Can you rewrite the records from the first line through the line with "- phone-icon: [20, 110, 32, 124]", changing every "logo-letter" to "brand-letter" and leaving everything else as it is?
─── Data extract ───
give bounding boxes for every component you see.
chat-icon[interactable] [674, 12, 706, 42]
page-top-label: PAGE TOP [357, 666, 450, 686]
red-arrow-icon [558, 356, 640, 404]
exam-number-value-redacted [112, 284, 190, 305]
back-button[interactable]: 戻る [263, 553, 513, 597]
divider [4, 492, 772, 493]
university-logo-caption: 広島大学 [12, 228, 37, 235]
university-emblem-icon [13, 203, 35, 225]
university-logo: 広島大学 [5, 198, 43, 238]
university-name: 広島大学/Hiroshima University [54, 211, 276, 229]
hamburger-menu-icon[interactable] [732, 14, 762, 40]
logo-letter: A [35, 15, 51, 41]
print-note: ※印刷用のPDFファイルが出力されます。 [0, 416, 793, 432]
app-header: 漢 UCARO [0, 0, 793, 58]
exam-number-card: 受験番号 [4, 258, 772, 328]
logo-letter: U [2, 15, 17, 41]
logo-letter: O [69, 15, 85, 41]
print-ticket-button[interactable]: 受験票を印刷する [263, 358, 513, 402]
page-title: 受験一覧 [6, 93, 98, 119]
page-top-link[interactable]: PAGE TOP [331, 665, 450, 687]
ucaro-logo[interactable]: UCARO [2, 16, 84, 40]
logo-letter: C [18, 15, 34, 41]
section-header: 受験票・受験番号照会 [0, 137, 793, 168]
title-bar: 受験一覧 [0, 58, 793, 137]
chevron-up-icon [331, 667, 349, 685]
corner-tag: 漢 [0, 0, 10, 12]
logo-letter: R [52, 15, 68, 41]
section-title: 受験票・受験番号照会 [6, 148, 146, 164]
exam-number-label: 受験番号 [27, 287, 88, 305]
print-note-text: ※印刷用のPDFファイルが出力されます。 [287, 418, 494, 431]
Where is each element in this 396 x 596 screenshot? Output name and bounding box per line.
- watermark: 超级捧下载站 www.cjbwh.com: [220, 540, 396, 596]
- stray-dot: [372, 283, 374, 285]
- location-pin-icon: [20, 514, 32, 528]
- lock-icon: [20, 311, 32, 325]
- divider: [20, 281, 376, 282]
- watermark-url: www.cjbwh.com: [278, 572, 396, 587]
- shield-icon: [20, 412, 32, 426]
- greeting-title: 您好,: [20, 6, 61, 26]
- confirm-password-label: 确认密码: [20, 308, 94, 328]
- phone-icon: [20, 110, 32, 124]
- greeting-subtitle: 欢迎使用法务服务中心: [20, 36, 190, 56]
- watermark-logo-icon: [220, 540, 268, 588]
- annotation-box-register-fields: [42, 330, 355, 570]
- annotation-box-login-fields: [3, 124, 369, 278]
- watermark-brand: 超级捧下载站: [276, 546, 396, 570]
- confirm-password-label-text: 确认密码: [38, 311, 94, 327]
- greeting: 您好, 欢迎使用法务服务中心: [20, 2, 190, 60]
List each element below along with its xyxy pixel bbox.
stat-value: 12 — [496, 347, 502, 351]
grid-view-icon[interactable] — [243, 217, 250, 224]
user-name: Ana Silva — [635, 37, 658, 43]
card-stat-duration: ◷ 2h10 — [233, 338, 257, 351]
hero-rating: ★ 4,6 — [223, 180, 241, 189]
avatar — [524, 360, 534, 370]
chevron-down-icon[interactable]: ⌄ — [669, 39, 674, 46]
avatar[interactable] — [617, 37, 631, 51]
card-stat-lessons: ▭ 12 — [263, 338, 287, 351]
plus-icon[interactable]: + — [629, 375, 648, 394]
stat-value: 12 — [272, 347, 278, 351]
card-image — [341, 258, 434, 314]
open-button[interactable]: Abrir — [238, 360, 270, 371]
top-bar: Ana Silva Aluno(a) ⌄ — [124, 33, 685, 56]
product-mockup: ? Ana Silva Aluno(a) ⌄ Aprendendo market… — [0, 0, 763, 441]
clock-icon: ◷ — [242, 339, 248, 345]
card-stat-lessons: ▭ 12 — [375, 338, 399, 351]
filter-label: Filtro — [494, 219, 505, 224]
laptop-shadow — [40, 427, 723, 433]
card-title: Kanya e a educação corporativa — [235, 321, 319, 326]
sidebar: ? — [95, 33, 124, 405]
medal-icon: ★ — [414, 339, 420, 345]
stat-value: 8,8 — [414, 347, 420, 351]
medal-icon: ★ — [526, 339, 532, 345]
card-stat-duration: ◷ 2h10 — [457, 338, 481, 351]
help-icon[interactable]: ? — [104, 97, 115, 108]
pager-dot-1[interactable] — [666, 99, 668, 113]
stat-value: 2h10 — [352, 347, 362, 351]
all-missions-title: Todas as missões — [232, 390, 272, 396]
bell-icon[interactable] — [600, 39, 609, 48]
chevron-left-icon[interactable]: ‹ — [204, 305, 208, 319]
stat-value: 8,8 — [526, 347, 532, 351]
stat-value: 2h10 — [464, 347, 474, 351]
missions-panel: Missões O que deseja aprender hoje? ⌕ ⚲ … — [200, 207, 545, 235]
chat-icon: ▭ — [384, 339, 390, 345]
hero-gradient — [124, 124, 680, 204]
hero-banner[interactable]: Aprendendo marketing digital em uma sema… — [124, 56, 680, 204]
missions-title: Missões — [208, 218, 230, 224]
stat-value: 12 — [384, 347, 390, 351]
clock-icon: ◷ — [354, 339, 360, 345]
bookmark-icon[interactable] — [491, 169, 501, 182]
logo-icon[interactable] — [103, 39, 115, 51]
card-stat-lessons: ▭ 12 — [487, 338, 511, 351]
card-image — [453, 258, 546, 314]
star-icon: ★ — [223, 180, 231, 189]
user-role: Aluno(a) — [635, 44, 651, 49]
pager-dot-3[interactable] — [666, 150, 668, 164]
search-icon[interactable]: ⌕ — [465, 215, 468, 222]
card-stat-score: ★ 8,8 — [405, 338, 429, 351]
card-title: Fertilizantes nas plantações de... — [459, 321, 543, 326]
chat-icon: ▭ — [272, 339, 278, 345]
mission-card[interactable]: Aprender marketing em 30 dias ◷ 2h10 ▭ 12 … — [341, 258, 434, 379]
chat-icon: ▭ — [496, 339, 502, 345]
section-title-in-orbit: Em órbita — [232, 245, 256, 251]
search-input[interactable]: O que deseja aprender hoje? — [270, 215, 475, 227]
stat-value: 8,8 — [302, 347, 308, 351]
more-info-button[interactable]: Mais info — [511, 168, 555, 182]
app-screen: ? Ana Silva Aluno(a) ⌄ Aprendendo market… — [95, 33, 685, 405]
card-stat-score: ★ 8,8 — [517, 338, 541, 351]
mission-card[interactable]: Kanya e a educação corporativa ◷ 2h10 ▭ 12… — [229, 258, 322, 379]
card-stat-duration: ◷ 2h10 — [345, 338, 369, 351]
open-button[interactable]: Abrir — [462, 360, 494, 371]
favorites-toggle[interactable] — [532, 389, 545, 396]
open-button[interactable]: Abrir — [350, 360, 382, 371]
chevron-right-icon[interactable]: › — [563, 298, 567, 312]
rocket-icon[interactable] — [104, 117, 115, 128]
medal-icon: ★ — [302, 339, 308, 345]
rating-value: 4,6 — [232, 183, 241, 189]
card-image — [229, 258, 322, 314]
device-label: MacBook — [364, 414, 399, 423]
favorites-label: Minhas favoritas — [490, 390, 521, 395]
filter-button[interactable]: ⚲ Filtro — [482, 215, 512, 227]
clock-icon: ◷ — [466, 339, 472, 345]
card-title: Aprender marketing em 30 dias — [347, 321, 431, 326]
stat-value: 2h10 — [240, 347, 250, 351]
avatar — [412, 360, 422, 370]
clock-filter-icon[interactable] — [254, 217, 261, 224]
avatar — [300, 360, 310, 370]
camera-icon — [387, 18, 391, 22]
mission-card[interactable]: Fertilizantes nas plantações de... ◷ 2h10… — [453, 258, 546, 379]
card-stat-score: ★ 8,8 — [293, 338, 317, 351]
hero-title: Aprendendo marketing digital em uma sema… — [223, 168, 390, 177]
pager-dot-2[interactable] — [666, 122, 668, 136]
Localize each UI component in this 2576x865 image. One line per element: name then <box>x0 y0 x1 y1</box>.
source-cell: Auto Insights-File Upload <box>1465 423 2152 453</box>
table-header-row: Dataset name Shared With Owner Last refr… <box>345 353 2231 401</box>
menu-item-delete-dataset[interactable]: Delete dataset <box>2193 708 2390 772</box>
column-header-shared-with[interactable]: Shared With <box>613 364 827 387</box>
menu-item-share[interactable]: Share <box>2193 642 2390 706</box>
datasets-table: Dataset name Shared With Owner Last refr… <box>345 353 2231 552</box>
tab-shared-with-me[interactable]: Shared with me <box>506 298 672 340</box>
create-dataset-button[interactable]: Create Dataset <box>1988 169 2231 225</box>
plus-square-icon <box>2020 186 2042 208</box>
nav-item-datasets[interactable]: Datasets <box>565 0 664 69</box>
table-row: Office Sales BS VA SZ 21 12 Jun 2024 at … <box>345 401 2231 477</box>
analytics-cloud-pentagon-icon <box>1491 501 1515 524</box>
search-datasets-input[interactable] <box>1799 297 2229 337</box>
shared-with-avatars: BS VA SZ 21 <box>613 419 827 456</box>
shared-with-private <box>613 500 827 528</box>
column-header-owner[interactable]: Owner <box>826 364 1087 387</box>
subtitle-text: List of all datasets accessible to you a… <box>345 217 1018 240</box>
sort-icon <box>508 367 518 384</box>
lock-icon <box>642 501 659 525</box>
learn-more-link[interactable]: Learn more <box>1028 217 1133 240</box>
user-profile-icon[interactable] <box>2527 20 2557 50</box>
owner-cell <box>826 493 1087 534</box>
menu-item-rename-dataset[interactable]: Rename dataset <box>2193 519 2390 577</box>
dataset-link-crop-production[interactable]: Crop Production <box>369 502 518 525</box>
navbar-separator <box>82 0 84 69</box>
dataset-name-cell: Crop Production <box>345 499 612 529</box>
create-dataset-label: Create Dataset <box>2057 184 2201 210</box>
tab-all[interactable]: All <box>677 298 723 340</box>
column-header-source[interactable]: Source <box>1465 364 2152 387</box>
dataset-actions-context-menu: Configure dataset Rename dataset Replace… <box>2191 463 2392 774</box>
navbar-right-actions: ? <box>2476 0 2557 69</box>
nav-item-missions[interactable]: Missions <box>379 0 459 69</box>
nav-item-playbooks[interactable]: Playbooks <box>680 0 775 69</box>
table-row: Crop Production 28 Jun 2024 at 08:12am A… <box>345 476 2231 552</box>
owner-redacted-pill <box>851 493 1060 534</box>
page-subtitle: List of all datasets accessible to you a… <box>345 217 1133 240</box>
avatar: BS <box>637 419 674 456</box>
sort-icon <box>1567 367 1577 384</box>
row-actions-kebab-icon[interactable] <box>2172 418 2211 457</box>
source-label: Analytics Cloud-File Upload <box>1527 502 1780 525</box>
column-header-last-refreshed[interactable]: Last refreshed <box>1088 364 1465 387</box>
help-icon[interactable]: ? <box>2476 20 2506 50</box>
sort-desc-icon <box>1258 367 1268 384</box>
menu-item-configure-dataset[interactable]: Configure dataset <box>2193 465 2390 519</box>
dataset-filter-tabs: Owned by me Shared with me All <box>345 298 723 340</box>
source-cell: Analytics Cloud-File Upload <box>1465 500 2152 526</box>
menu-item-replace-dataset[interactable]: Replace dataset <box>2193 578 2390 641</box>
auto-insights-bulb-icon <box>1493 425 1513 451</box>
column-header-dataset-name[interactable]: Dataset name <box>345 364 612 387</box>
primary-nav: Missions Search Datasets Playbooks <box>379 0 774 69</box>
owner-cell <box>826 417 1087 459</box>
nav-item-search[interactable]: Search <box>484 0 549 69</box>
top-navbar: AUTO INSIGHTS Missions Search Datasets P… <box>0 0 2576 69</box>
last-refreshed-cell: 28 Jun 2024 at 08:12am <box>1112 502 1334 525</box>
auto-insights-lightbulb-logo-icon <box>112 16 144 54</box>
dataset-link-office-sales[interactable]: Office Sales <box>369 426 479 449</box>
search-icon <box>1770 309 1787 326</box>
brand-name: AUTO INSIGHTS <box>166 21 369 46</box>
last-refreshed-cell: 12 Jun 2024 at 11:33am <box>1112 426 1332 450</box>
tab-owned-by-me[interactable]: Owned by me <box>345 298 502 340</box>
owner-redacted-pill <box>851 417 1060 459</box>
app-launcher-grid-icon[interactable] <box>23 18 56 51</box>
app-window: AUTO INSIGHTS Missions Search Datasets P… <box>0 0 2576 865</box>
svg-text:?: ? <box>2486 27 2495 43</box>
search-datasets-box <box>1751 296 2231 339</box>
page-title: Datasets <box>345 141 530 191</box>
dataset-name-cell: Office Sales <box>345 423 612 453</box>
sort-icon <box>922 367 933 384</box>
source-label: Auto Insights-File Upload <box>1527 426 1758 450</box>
───
Expected answer
give bounding boxes for every component you see.
chat-icon[interactable] [674, 12, 706, 42]
page-top-label: PAGE TOP [357, 666, 450, 686]
red-arrow-icon [558, 356, 640, 404]
exam-number-value-redacted [112, 284, 190, 305]
back-button[interactable]: 戻る [263, 553, 513, 597]
divider [4, 492, 772, 493]
university-logo-caption: 広島大学 [12, 228, 37, 235]
university-emblem-icon [13, 203, 35, 225]
university-logo: 広島大学 [5, 198, 43, 238]
university-name: 広島大学/Hiroshima University [54, 211, 276, 229]
hamburger-menu-icon[interactable] [732, 14, 762, 40]
brand-letter: A [35, 15, 51, 41]
print-note: ※印刷用のPDFファイルが出力されます。 [0, 416, 793, 432]
app-header: 漢 UCARO [0, 0, 793, 58]
exam-number-card: 受験番号 [4, 258, 772, 328]
brand-letter: U [2, 15, 17, 41]
brand-letter: O [69, 15, 85, 41]
print-ticket-button[interactable]: 受験票を印刷する [263, 358, 513, 402]
page-title: 受験一覧 [6, 93, 98, 119]
page-top-link[interactable]: PAGE TOP [331, 665, 450, 687]
ucaro-logo[interactable]: UCARO [2, 16, 84, 40]
brand-letter: C [18, 15, 34, 41]
section-header: 受験票・受験番号照会 [0, 137, 793, 168]
title-bar: 受験一覧 [0, 58, 793, 137]
chevron-up-icon [331, 667, 349, 685]
corner-tag: 漢 [0, 0, 10, 12]
brand-letter: R [52, 15, 68, 41]
section-title: 受験票・受験番号照会 [6, 148, 146, 164]
exam-number-label: 受験番号 [27, 287, 88, 305]
print-note-text: ※印刷用のPDFファイルが出力されます。 [287, 418, 494, 431]
Where is each element in this 396 x 596 screenshot? Output name and bounding box per line.
- watermark: 超级捧下载站 www.cjbwh.com: [220, 540, 396, 596]
- stray-dot: [372, 283, 374, 285]
- location-pin-icon: [20, 514, 32, 528]
- lock-icon: [20, 311, 32, 325]
- divider: [20, 281, 376, 282]
- watermark-url: www.cjbwh.com: [278, 572, 396, 587]
- shield-icon: [20, 412, 32, 426]
- greeting-title: 您好,: [20, 6, 61, 26]
- confirm-password-label: 确认密码: [20, 308, 94, 328]
- phone-icon: [20, 110, 32, 124]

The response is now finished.